* **Brief**:
Omit every picture, then give all the entries again exactly.

<<<<

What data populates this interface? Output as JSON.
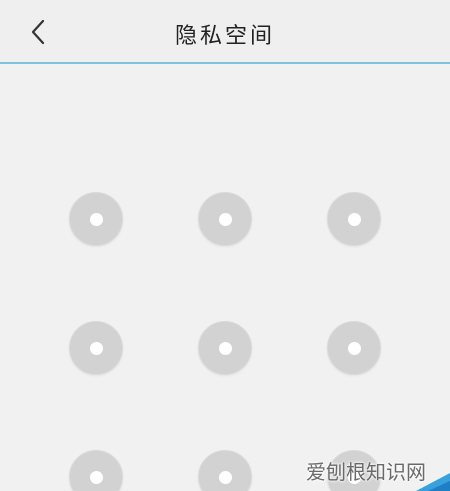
{
  "header": {
    "title": "隐私空间",
    "back_icon": "chevron-left-icon",
    "divider_color": "#7ec3de"
  },
  "pattern_lock": {
    "rows": 3,
    "columns": 3,
    "node_color": "#d2d2d2",
    "dot_color": "#ffffff"
  },
  "watermark": {
    "text": "爱刨根知识网"
  }
}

>>>>

* **Exercise result**:
What data populates this interface? Output as JSON.
{
  "header": {
    "title": "隐私空间",
    "back_icon": "chevron-left-icon",
    "divider_color": "#7ec3de"
  },
  "pattern_lock": {
    "rows": 3,
    "columns": 3,
    "node_color": "#d2d2d2",
    "dot_color": "#ffffff"
  },
  "watermark": {
    "text": "爱刨根知识网"
  }
}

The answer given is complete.